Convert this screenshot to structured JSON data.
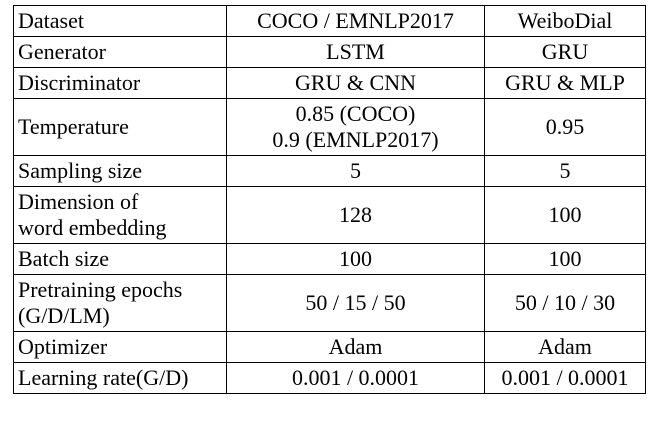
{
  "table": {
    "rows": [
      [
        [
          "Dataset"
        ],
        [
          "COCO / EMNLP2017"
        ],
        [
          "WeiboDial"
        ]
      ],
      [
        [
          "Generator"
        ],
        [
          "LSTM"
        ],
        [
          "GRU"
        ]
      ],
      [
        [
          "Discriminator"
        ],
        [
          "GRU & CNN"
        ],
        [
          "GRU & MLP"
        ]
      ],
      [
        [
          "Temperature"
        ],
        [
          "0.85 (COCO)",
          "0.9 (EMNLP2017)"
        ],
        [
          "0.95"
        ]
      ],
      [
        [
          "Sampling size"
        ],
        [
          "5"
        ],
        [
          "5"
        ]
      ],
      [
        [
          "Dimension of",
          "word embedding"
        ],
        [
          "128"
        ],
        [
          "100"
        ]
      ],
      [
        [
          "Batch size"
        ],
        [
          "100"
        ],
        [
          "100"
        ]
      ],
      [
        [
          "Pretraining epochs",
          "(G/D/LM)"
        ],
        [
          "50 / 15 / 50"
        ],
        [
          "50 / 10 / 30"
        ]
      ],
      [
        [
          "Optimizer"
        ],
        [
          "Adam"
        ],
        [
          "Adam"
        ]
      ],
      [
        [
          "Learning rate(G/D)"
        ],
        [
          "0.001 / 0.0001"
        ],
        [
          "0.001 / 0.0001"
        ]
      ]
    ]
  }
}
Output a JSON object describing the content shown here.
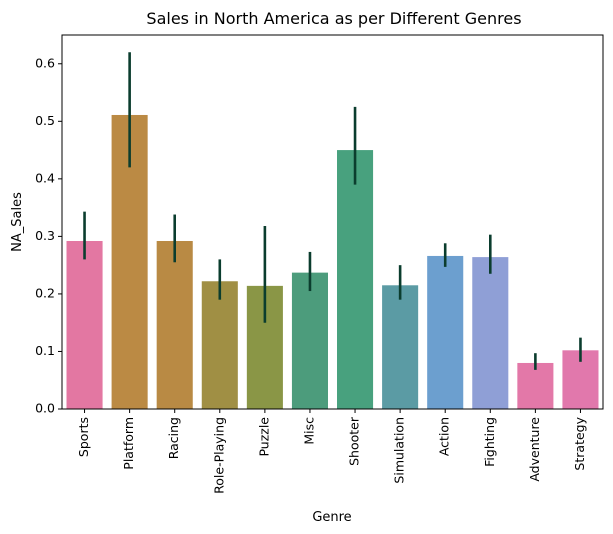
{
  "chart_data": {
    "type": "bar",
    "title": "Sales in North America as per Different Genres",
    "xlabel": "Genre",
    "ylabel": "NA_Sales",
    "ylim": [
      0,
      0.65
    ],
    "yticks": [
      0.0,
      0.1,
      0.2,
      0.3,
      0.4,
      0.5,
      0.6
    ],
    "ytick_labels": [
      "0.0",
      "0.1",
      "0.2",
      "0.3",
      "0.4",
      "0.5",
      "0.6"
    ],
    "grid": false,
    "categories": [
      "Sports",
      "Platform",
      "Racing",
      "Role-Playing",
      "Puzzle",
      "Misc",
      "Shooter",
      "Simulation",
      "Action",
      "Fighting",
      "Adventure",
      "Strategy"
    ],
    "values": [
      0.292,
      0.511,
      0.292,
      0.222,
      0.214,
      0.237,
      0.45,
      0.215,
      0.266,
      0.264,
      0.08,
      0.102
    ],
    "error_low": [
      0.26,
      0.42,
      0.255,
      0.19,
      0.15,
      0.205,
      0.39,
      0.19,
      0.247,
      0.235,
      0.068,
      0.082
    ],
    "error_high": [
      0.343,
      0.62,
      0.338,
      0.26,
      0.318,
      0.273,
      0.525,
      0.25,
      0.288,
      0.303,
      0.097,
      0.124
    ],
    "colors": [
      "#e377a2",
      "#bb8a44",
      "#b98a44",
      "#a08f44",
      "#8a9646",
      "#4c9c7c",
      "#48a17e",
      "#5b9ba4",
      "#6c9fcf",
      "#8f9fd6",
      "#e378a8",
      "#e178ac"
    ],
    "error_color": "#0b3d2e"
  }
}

━━━

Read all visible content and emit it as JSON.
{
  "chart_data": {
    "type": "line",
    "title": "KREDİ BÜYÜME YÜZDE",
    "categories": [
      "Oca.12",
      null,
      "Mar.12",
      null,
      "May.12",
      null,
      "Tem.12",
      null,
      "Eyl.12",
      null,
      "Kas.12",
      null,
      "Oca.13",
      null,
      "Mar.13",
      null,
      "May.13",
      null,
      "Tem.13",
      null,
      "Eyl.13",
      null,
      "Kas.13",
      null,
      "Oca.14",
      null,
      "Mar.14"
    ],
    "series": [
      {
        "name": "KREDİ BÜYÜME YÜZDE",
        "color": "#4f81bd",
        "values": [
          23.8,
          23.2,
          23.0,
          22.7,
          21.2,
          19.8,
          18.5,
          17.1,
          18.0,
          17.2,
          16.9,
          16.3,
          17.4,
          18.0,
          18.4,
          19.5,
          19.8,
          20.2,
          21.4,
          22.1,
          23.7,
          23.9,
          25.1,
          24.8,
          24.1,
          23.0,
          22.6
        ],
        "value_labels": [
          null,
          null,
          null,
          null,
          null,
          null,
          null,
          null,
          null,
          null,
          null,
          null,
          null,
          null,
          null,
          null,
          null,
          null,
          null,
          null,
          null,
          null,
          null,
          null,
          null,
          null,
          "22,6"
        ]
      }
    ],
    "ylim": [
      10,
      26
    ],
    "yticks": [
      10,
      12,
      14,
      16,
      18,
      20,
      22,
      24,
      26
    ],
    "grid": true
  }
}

━━━

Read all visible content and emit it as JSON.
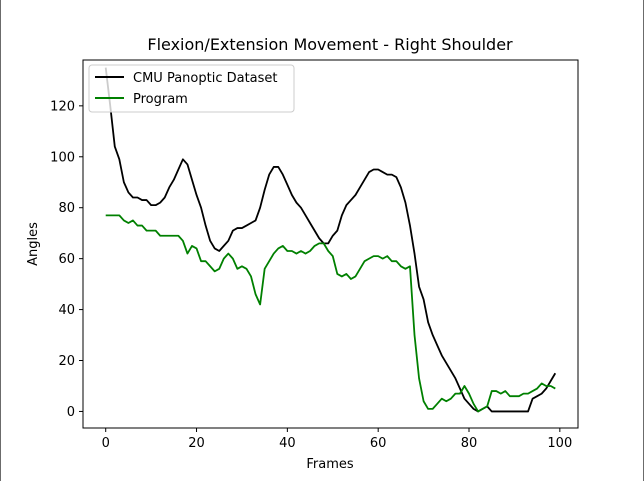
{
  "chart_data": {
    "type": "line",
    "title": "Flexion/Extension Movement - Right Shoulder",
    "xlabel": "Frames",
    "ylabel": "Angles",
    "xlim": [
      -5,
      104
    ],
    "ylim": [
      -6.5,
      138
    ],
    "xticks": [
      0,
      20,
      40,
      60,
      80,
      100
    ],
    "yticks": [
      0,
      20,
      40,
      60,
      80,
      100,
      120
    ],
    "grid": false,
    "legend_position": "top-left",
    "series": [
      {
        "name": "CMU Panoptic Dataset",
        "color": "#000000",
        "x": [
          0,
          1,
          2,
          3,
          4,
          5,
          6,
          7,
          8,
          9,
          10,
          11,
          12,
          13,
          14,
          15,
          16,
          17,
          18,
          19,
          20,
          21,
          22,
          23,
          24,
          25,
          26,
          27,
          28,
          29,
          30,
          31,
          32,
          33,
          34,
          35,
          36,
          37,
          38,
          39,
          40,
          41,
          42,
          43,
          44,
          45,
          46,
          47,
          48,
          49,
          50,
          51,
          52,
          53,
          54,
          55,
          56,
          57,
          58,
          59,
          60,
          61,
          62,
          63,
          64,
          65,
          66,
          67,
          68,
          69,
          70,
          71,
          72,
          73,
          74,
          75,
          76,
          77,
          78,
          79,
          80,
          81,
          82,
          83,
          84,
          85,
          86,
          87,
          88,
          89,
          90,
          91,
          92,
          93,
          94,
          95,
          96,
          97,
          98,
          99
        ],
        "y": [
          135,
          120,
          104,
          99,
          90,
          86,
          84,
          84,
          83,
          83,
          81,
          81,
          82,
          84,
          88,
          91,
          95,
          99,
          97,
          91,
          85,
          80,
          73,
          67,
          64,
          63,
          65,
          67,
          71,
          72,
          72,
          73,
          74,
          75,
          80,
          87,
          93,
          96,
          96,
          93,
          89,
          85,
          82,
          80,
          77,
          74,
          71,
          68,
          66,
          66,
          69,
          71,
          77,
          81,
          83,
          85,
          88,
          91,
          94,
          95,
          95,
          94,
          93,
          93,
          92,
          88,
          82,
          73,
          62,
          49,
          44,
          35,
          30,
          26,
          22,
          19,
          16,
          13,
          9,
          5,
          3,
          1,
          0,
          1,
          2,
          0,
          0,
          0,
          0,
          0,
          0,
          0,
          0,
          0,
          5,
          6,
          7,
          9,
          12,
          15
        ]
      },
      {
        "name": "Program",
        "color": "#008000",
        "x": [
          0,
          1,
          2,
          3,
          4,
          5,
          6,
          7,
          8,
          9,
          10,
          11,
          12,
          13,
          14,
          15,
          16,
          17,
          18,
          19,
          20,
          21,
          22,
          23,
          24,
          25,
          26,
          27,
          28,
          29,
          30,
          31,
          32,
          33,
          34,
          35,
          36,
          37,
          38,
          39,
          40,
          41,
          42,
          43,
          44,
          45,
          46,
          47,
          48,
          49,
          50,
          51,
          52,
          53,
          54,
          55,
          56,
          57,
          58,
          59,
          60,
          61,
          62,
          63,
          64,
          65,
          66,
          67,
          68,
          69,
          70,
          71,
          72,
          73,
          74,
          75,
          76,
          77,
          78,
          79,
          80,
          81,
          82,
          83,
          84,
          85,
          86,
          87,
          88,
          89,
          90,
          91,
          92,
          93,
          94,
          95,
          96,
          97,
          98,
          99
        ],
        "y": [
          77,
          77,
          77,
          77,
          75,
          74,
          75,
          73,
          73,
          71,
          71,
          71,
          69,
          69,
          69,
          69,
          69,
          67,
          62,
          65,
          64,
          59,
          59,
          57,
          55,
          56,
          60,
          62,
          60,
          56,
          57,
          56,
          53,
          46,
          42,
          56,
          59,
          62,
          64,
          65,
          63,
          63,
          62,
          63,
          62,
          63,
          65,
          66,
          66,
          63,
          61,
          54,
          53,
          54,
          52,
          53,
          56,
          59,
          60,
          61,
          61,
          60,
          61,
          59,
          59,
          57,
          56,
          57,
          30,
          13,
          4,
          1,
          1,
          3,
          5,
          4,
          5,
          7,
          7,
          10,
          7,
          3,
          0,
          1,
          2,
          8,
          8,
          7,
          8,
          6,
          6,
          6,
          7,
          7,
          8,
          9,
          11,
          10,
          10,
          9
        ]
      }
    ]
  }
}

━━━

GIVEN INSTRUCTION
Show each line of the data that contains the string "YÜZDE".

PROBLEM SOLUTION
    "title": "KREDİ BÜYÜME YÜZDE",
        "name": "KREDİ BÜYÜME YÜZDE",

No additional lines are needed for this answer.